» **Exercise description**: Make an exact copy of all the entries below, with the pictures left out.

-- start of Raw data --

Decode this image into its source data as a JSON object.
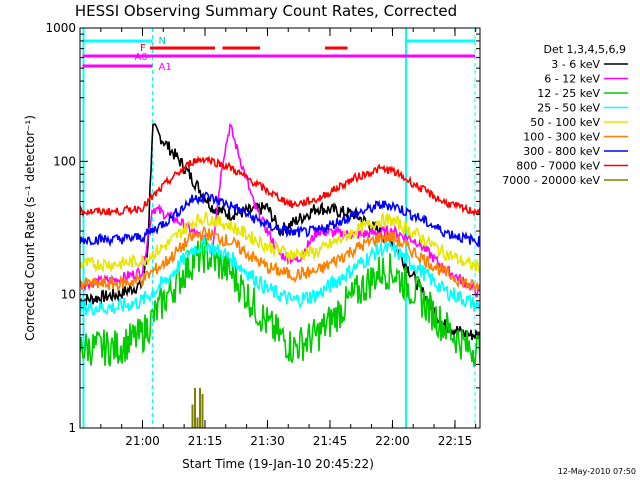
{
  "chart_data": {
    "type": "line",
    "title": "HESSI Observing Summary Count Rates, Corrected",
    "xlabel": "Start Time (19-Jan-10 20:45:22)",
    "ylabel": "Corrected Count Rate (s⁻¹ detector⁻¹)",
    "y_scale": "log",
    "ylim": [
      1,
      1000
    ],
    "y_ticks": [
      "1",
      "10",
      "100",
      "1000"
    ],
    "xlim_minutes": [
      20.75,
      22.35
    ],
    "x_ticks": [
      "21:00",
      "21:15",
      "21:30",
      "21:45",
      "22:00",
      "22:15"
    ],
    "x_tick_values": [
      21.0,
      21.25,
      21.5,
      21.75,
      22.0,
      22.25
    ],
    "legend_title": "Det 1,3,4,5,6,9",
    "legend_position": "right",
    "grid": false,
    "annotations": {
      "night_label": "N",
      "flare_label": "F",
      "attenuator_labels": [
        "A0",
        "A1"
      ],
      "night_intervals": [
        [
          20.76,
          21.04
        ],
        [
          22.05,
          22.33
        ]
      ],
      "flare_intervals": [
        [
          21.03,
          21.29
        ],
        [
          21.32,
          21.47
        ],
        [
          21.73,
          21.82
        ]
      ],
      "attenuator_A0_interval": [
        20.76,
        21.04
      ],
      "attenuator_A1_interval": [
        21.04,
        22.33
      ]
    },
    "series": [
      {
        "name": "3 - 6 keV",
        "color": "#000000",
        "x": [
          20.75,
          20.9,
          21.0,
          21.02,
          21.04,
          21.15,
          21.28,
          21.35,
          21.5,
          21.55,
          21.7,
          21.85,
          22.0,
          22.1,
          22.2,
          22.3,
          22.35
        ],
        "y": [
          9,
          10,
          12,
          20,
          180,
          100,
          45,
          40,
          45,
          30,
          45,
          40,
          25,
          12,
          6,
          5,
          5
        ]
      },
      {
        "name": "6 - 12 keV",
        "color": "#ff00ff",
        "x": [
          20.75,
          20.9,
          21.0,
          21.04,
          21.15,
          21.28,
          21.32,
          21.35,
          21.45,
          21.55,
          21.62,
          21.7,
          21.85,
          22.0,
          22.1,
          22.2,
          22.3,
          22.35
        ],
        "y": [
          12,
          13,
          15,
          45,
          35,
          23,
          100,
          185,
          45,
          20,
          18,
          30,
          28,
          30,
          25,
          16,
          12,
          10
        ]
      },
      {
        "name": "12 - 25 keV",
        "color": "#00cc00",
        "x": [
          20.75,
          20.9,
          21.0,
          21.1,
          21.2,
          21.25,
          21.35,
          21.5,
          21.6,
          21.7,
          21.85,
          21.95,
          22.0,
          22.1,
          22.2,
          22.3,
          22.35
        ],
        "y": [
          4,
          4,
          5,
          10,
          18,
          20,
          15,
          6,
          4,
          5,
          10,
          15,
          15,
          10,
          6,
          4,
          4
        ]
      },
      {
        "name": "25 - 50 keV",
        "color": "#00ffff",
        "x": [
          20.75,
          20.9,
          21.0,
          21.1,
          21.2,
          21.25,
          21.35,
          21.5,
          21.6,
          21.7,
          21.85,
          21.95,
          22.0,
          22.1,
          22.2,
          22.3,
          22.35
        ],
        "y": [
          8,
          8,
          9,
          13,
          22,
          24,
          19,
          11,
          9,
          10,
          16,
          22,
          22,
          16,
          11,
          9,
          8
        ]
      },
      {
        "name": "50 - 100 keV",
        "color": "#e6e600",
        "x": [
          20.75,
          20.9,
          21.0,
          21.1,
          21.2,
          21.25,
          21.35,
          21.5,
          21.6,
          21.7,
          21.85,
          21.95,
          22.0,
          22.1,
          22.2,
          22.3,
          22.35
        ],
        "y": [
          17,
          17,
          18,
          24,
          35,
          38,
          33,
          23,
          20,
          21,
          30,
          36,
          36,
          28,
          21,
          17,
          16
        ]
      },
      {
        "name": "100 - 300 keV",
        "color": "#ff7f00",
        "x": [
          20.75,
          20.9,
          21.0,
          21.1,
          21.2,
          21.25,
          21.35,
          21.5,
          21.6,
          21.7,
          21.85,
          21.95,
          22.0,
          22.1,
          22.2,
          22.3,
          22.35
        ],
        "y": [
          12,
          12,
          13,
          18,
          27,
          29,
          25,
          16,
          14,
          15,
          22,
          27,
          27,
          20,
          15,
          12,
          11
        ]
      },
      {
        "name": "300 - 800 keV",
        "color": "#0000ff",
        "x": [
          20.75,
          20.9,
          21.0,
          21.1,
          21.2,
          21.25,
          21.35,
          21.5,
          21.6,
          21.7,
          21.85,
          21.95,
          22.0,
          22.1,
          22.2,
          22.3,
          22.35
        ],
        "y": [
          26,
          26,
          27,
          36,
          52,
          55,
          47,
          33,
          29,
          30,
          40,
          47,
          47,
          38,
          30,
          26,
          25
        ]
      },
      {
        "name": "800 - 7000 keV",
        "color": "#ff0000",
        "x": [
          20.75,
          20.9,
          21.0,
          21.1,
          21.2,
          21.25,
          21.35,
          21.5,
          21.6,
          21.7,
          21.85,
          21.95,
          22.0,
          22.1,
          22.2,
          22.3,
          22.35
        ],
        "y": [
          42,
          42,
          45,
          70,
          100,
          105,
          90,
          60,
          47,
          52,
          75,
          88,
          85,
          65,
          50,
          43,
          42
        ]
      },
      {
        "name": "7000 - 20000 keV",
        "color": "#808000",
        "x": [
          21.19,
          21.2,
          21.21,
          21.22,
          21.23,
          21.24,
          21.25
        ],
        "y": [
          1,
          1.5,
          2,
          1.2,
          2,
          1.8,
          1
        ]
      }
    ]
  },
  "timestamp": "12-May-2010 07:50"
}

-- end of Raw data --

» **Task response**:
Decode this image into its source data as a JSON object.
{
  "chart_data": {
    "type": "line",
    "title": "HESSI Observing Summary Count Rates, Corrected",
    "xlabel": "Start Time (19-Jan-10 20:45:22)",
    "ylabel": "Corrected Count Rate (s⁻¹ detector⁻¹)",
    "y_scale": "log",
    "ylim": [
      1,
      1000
    ],
    "y_ticks": [
      "1",
      "10",
      "100",
      "1000"
    ],
    "xlim_minutes": [
      20.75,
      22.35
    ],
    "x_ticks": [
      "21:00",
      "21:15",
      "21:30",
      "21:45",
      "22:00",
      "22:15"
    ],
    "x_tick_values": [
      21.0,
      21.25,
      21.5,
      21.75,
      22.0,
      22.25
    ],
    "legend_title": "Det 1,3,4,5,6,9",
    "legend_position": "right",
    "grid": false,
    "annotations": {
      "night_label": "N",
      "flare_label": "F",
      "attenuator_labels": [
        "A0",
        "A1"
      ],
      "night_intervals": [
        [
          20.76,
          21.04
        ],
        [
          22.05,
          22.33
        ]
      ],
      "flare_intervals": [
        [
          21.03,
          21.29
        ],
        [
          21.32,
          21.47
        ],
        [
          21.73,
          21.82
        ]
      ],
      "attenuator_A0_interval": [
        20.76,
        21.04
      ],
      "attenuator_A1_interval": [
        21.04,
        22.33
      ]
    },
    "series": [
      {
        "name": "3 - 6 keV",
        "color": "#000000",
        "x": [
          20.75,
          20.9,
          21.0,
          21.02,
          21.04,
          21.15,
          21.28,
          21.35,
          21.5,
          21.55,
          21.7,
          21.85,
          22.0,
          22.1,
          22.2,
          22.3,
          22.35
        ],
        "y": [
          9,
          10,
          12,
          20,
          180,
          100,
          45,
          40,
          45,
          30,
          45,
          40,
          25,
          12,
          6,
          5,
          5
        ]
      },
      {
        "name": "6 - 12 keV",
        "color": "#ff00ff",
        "x": [
          20.75,
          20.9,
          21.0,
          21.04,
          21.15,
          21.28,
          21.32,
          21.35,
          21.45,
          21.55,
          21.62,
          21.7,
          21.85,
          22.0,
          22.1,
          22.2,
          22.3,
          22.35
        ],
        "y": [
          12,
          13,
          15,
          45,
          35,
          23,
          100,
          185,
          45,
          20,
          18,
          30,
          28,
          30,
          25,
          16,
          12,
          10
        ]
      },
      {
        "name": "12 - 25 keV",
        "color": "#00cc00",
        "x": [
          20.75,
          20.9,
          21.0,
          21.1,
          21.2,
          21.25,
          21.35,
          21.5,
          21.6,
          21.7,
          21.85,
          21.95,
          22.0,
          22.1,
          22.2,
          22.3,
          22.35
        ],
        "y": [
          4,
          4,
          5,
          10,
          18,
          20,
          15,
          6,
          4,
          5,
          10,
          15,
          15,
          10,
          6,
          4,
          4
        ]
      },
      {
        "name": "25 - 50 keV",
        "color": "#00ffff",
        "x": [
          20.75,
          20.9,
          21.0,
          21.1,
          21.2,
          21.25,
          21.35,
          21.5,
          21.6,
          21.7,
          21.85,
          21.95,
          22.0,
          22.1,
          22.2,
          22.3,
          22.35
        ],
        "y": [
          8,
          8,
          9,
          13,
          22,
          24,
          19,
          11,
          9,
          10,
          16,
          22,
          22,
          16,
          11,
          9,
          8
        ]
      },
      {
        "name": "50 - 100 keV",
        "color": "#e6e600",
        "x": [
          20.75,
          20.9,
          21.0,
          21.1,
          21.2,
          21.25,
          21.35,
          21.5,
          21.6,
          21.7,
          21.85,
          21.95,
          22.0,
          22.1,
          22.2,
          22.3,
          22.35
        ],
        "y": [
          17,
          17,
          18,
          24,
          35,
          38,
          33,
          23,
          20,
          21,
          30,
          36,
          36,
          28,
          21,
          17,
          16
        ]
      },
      {
        "name": "100 - 300 keV",
        "color": "#ff7f00",
        "x": [
          20.75,
          20.9,
          21.0,
          21.1,
          21.2,
          21.25,
          21.35,
          21.5,
          21.6,
          21.7,
          21.85,
          21.95,
          22.0,
          22.1,
          22.2,
          22.3,
          22.35
        ],
        "y": [
          12,
          12,
          13,
          18,
          27,
          29,
          25,
          16,
          14,
          15,
          22,
          27,
          27,
          20,
          15,
          12,
          11
        ]
      },
      {
        "name": "300 - 800 keV",
        "color": "#0000ff",
        "x": [
          20.75,
          20.9,
          21.0,
          21.1,
          21.2,
          21.25,
          21.35,
          21.5,
          21.6,
          21.7,
          21.85,
          21.95,
          22.0,
          22.1,
          22.2,
          22.3,
          22.35
        ],
        "y": [
          26,
          26,
          27,
          36,
          52,
          55,
          47,
          33,
          29,
          30,
          40,
          47,
          47,
          38,
          30,
          26,
          25
        ]
      },
      {
        "name": "800 - 7000 keV",
        "color": "#ff0000",
        "x": [
          20.75,
          20.9,
          21.0,
          21.1,
          21.2,
          21.25,
          21.35,
          21.5,
          21.6,
          21.7,
          21.85,
          21.95,
          22.0,
          22.1,
          22.2,
          22.3,
          22.35
        ],
        "y": [
          42,
          42,
          45,
          70,
          100,
          105,
          90,
          60,
          47,
          52,
          75,
          88,
          85,
          65,
          50,
          43,
          42
        ]
      },
      {
        "name": "7000 - 20000 keV",
        "color": "#808000",
        "x": [
          21.19,
          21.2,
          21.21,
          21.22,
          21.23,
          21.24,
          21.25
        ],
        "y": [
          1,
          1.5,
          2,
          1.2,
          2,
          1.8,
          1
        ]
      }
    ]
  },
  "timestamp": "12-May-2010 07:50"
}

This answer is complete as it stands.